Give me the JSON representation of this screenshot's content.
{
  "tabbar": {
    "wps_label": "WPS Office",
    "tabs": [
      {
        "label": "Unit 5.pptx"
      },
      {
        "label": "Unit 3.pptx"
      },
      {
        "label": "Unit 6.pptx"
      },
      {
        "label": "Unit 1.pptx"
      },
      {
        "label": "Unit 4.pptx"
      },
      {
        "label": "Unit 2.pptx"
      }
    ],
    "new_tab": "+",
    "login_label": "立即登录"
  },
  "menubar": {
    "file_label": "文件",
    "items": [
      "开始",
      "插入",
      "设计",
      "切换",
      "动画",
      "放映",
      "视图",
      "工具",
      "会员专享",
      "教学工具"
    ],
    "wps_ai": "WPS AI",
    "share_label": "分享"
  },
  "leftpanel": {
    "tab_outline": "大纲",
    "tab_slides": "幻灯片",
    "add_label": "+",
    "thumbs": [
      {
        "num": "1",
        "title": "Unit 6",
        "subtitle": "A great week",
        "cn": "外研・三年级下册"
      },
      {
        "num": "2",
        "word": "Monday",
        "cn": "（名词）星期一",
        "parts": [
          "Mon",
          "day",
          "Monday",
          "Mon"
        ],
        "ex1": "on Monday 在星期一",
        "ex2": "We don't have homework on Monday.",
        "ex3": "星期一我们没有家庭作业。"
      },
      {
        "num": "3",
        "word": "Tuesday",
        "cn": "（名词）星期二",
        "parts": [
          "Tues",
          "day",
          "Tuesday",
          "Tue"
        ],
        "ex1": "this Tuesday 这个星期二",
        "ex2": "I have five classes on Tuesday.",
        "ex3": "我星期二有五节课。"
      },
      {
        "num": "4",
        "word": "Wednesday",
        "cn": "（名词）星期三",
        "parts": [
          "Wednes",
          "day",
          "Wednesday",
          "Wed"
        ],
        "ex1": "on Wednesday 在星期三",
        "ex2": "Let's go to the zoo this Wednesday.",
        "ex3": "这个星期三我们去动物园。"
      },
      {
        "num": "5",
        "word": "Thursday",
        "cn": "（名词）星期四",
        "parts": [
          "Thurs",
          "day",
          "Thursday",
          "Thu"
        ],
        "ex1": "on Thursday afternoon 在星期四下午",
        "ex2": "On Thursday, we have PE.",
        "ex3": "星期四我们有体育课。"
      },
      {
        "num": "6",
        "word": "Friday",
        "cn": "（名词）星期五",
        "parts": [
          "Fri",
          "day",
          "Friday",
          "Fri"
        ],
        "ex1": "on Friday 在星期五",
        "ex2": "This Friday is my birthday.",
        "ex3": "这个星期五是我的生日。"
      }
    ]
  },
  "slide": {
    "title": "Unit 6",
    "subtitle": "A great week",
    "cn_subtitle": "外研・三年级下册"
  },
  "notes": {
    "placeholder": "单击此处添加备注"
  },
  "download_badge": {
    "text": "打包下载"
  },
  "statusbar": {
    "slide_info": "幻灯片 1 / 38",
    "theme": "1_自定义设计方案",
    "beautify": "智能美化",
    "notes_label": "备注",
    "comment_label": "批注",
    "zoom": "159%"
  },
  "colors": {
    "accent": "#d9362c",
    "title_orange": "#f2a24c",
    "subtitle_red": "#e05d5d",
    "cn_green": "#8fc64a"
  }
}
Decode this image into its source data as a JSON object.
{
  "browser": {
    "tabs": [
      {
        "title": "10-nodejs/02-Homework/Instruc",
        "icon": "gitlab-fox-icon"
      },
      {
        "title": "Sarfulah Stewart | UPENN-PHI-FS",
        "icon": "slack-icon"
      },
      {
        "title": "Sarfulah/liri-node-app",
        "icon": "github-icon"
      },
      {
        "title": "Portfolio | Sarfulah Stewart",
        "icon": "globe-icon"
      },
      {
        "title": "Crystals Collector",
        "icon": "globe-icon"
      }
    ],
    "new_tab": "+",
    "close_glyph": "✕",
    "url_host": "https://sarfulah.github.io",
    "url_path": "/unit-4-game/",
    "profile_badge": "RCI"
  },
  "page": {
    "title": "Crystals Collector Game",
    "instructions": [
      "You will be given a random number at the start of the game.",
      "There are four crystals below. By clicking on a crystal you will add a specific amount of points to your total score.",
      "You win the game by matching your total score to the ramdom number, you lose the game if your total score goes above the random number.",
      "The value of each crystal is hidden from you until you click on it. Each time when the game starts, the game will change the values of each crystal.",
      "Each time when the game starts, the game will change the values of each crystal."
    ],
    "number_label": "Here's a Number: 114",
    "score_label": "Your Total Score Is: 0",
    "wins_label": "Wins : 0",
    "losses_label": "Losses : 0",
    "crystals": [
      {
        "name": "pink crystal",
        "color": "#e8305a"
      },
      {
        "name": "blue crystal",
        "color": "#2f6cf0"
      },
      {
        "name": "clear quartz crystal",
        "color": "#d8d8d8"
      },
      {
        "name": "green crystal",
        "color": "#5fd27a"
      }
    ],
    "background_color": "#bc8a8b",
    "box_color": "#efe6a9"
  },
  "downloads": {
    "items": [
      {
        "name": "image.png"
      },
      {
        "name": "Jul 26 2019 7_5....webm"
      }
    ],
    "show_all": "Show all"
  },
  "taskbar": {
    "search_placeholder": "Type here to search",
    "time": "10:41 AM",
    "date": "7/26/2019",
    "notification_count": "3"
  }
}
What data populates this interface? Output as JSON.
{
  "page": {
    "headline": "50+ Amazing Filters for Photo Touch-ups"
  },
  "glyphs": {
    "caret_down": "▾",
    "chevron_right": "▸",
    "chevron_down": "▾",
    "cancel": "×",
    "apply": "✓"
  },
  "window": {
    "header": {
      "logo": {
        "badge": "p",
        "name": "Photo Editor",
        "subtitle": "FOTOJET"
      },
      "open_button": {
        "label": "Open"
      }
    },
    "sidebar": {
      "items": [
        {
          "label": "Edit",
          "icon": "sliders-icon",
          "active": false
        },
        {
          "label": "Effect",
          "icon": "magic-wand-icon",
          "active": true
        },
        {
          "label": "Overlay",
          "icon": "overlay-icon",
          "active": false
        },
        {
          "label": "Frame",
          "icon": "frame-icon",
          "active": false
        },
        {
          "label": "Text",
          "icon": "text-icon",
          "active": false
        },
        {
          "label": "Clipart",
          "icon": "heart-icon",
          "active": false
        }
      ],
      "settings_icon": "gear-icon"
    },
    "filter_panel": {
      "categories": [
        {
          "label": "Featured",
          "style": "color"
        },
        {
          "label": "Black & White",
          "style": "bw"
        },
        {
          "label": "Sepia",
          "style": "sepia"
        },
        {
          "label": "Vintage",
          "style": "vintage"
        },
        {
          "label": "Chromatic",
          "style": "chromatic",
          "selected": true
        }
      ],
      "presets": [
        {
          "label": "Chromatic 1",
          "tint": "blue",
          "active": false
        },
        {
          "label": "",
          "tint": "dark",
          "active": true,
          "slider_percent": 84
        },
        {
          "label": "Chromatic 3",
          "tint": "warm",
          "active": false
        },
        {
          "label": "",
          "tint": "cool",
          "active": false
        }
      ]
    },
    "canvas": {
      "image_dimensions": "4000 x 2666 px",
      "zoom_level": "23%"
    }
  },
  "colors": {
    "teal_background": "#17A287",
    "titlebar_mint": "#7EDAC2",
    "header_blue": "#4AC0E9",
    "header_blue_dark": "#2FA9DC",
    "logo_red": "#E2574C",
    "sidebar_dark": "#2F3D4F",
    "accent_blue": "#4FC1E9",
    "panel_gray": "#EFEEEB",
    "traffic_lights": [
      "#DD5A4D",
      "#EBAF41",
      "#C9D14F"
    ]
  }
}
⁂
■ **Stated exercise**: Write out each line of the data above again, exactly as given.

■ **Output for this task**:
Give me the JSON representation of this screenshot's content.
{
  "tabbar": {
    "wps_label": "WPS Office",
    "tabs": [
      {
        "label": "Unit 5.pptx"
      },
      {
        "label": "Unit 3.pptx"
      },
      {
        "label": "Unit 6.pptx"
      },
      {
        "label": "Unit 1.pptx"
      },
      {
        "label": "Unit 4.pptx"
      },
      {
        "label": "Unit 2.pptx"
      }
    ],
    "new_tab": "+",
    "login_label": "立即登录"
  },
  "menubar": {
    "file_label": "文件",
    "items": [
      "开始",
      "插入",
      "设计",
      "切换",
      "动画",
      "放映",
      "视图",
      "工具",
      "会员专享",
      "教学工具"
    ],
    "wps_ai": "WPS AI",
    "share_label": "分享"
  },
  "leftpanel": {
    "tab_outline": "大纲",
    "tab_slides": "幻灯片",
    "add_label": "+",
    "thumbs": [
      {
        "num": "1",
        "title": "Unit 6",
        "subtitle": "A great week",
        "cn": "外研・三年级下册"
      },
      {
        "num": "2",
        "word": "Monday",
        "cn": "（名词）星期一",
        "parts": [
          "Mon",
          "day",
          "Monday",
          "Mon"
        ],
        "ex1": "on Monday 在星期一",
        "ex2": "We don't have homework on Monday.",
        "ex3": "星期一我们没有家庭作业。"
      },
      {
        "num": "3",
        "word": "Tuesday",
        "cn": "（名词）星期二",
        "parts": [
          "Tues",
          "day",
          "Tuesday",
          "Tue"
        ],
        "ex1": "this Tuesday 这个星期二",
        "ex2": "I have five classes on Tuesday.",
        "ex3": "我星期二有五节课。"
      },
      {
        "num": "4",
        "word": "Wednesday",
        "cn": "（名词）星期三",
        "parts": [
          "Wednes",
          "day",
          "Wednesday",
          "Wed"
        ],
        "ex1": "on Wednesday 在星期三",
        "ex2": "Let's go to the zoo this Wednesday.",
        "ex3": "这个星期三我们去动物园。"
      },
      {
        "num": "5",
        "word": "Thursday",
        "cn": "（名词）星期四",
        "parts": [
          "Thurs",
          "day",
          "Thursday",
          "Thu"
        ],
        "ex1": "on Thursday afternoon 在星期四下午",
        "ex2": "On Thursday, we have PE.",
        "ex3": "星期四我们有体育课。"
      },
      {
        "num": "6",
        "word": "Friday",
        "cn": "（名词）星期五",
        "parts": [
          "Fri",
          "day",
          "Friday",
          "Fri"
        ],
        "ex1": "on Friday 在星期五",
        "ex2": "This Friday is my birthday.",
        "ex3": "这个星期五是我的生日。"
      }
    ]
  },
  "slide": {
    "title": "Unit 6",
    "subtitle": "A great week",
    "cn_subtitle": "外研・三年级下册"
  },
  "notes": {
    "placeholder": "单击此处添加备注"
  },
  "download_badge": {
    "text": "打包下载"
  },
  "statusbar": {
    "slide_info": "幻灯片 1 / 38",
    "theme": "1_自定义设计方案",
    "beautify": "智能美化",
    "notes_label": "备注",
    "comment_label": "批注",
    "zoom": "159%"
  },
  "colors": {
    "accent": "#d9362c",
    "title_orange": "#f2a24c",
    "subtitle_red": "#e05d5d",
    "cn_green": "#8fc64a"
  }
}
Decode this image into its source data as a JSON object.
{
  "browser": {
    "tabs": [
      {
        "title": "10-nodejs/02-Homework/Instruc",
        "icon": "gitlab-fox-icon"
      },
      {
        "title": "Sarfulah Stewart | UPENN-PHI-FS",
        "icon": "slack-icon"
      },
      {
        "title": "Sarfulah/liri-node-app",
        "icon": "github-icon"
      },
      {
        "title": "Portfolio | Sarfulah Stewart",
        "icon": "globe-icon"
      },
      {
        "title": "Crystals Collector",
        "icon": "globe-icon"
      }
    ],
    "new_tab": "+",
    "close_glyph": "✕",
    "url_host": "https://sarfulah.github.io",
    "url_path": "/unit-4-game/",
    "profile_badge": "RCI"
  },
  "page": {
    "title": "Crystals Collector Game",
    "instructions": [
      "You will be given a random number at the start of the game.",
      "There are four crystals below. By clicking on a crystal you will add a specific amount of points to your total score.",
      "You win the game by matching your total score to the ramdom number, you lose the game if your total score goes above the random number.",
      "The value of each crystal is hidden from you until you click on it. Each time when the game starts, the game will change the values of each crystal.",
      "Each time when the game starts, the game will change the values of each crystal."
    ],
    "number_label": "Here's a Number: 114",
    "score_label": "Your Total Score Is: 0",
    "wins_label": "Wins : 0",
    "losses_label": "Losses : 0",
    "crystals": [
      {
        "name": "pink crystal",
        "color": "#e8305a"
      },
      {
        "name": "blue crystal",
        "color": "#2f6cf0"
      },
      {
        "name": "clear quartz crystal",
        "color": "#d8d8d8"
      },
      {
        "name": "green crystal",
        "color": "#5fd27a"
      }
    ],
    "background_color": "#bc8a8b",
    "box_color": "#efe6a9"
  },
  "downloads": {
    "items": [
      {
        "name": "image.png"
      },
      {
        "name": "Jul 26 2019 7_5....webm"
      }
    ],
    "show_all": "Show all"
  },
  "taskbar": {
    "search_placeholder": "Type here to search",
    "time": "10:41 AM",
    "date": "7/26/2019",
    "notification_count": "3"
  }
}
What data populates this interface? Output as JSON.
{
  "page": {
    "headline": "50+ Amazing Filters for Photo Touch-ups"
  },
  "glyphs": {
    "caret_down": "▾",
    "chevron_right": "▸",
    "chevron_down": "▾",
    "cancel": "×",
    "apply": "✓"
  },
  "window": {
    "header": {
      "logo": {
        "badge": "p",
        "name": "Photo Editor",
        "subtitle": "FOTOJET"
      },
      "open_button": {
        "label": "Open"
      }
    },
    "sidebar": {
      "items": [
        {
          "label": "Edit",
          "icon": "sliders-icon",
          "active": false
        },
        {
          "label": "Effect",
          "icon": "magic-wand-icon",
          "active": true
        },
        {
          "label": "Overlay",
          "icon": "overlay-icon",
          "active": false
        },
        {
          "label": "Frame",
          "icon": "frame-icon",
          "active": false
        },
        {
          "label": "Text",
          "icon": "text-icon",
          "active": false
        },
        {
          "label": "Clipart",
          "icon": "heart-icon",
          "active": false
        }
      ],
      "settings_icon": "gear-icon"
    },
    "filter_panel": {
      "categories": [
        {
          "label": "Featured",
          "style": "color"
        },
        {
          "label": "Black & White",
          "style": "bw"
        },
        {
          "label": "Sepia",
          "style": "sepia"
        },
        {
          "label": "Vintage",
          "style": "vintage"
        },
        {
          "label": "Chromatic",
          "style": "chromatic",
          "selected": true
        }
      ],
      "presets": [
        {
          "label": "Chromatic 1",
          "tint": "blue",
          "active": false
        },
        {
          "label": "",
          "tint": "dark",
          "active": true,
          "slider_percent": 84
        },
        {
          "label": "Chromatic 3",
          "tint": "warm",
          "active": false
        },
        {
          "label": "",
          "tint": "cool",
          "active": false
        }
      ]
    },
    "canvas": {
      "image_dimensions": "4000 x 2666 px",
      "zoom_level": "23%"
    }
  },
  "colors": {
    "teal_background": "#17A287",
    "titlebar_mint": "#7EDAC2",
    "header_blue": "#4AC0E9",
    "header_blue_dark": "#2FA9DC",
    "logo_red": "#E2574C",
    "sidebar_dark": "#2F3D4F",
    "accent_blue": "#4FC1E9",
    "panel_gray": "#EFEEEB",
    "traffic_lights": [
      "#DD5A4D",
      "#EBAF41",
      "#C9D14F"
    ]
  }
}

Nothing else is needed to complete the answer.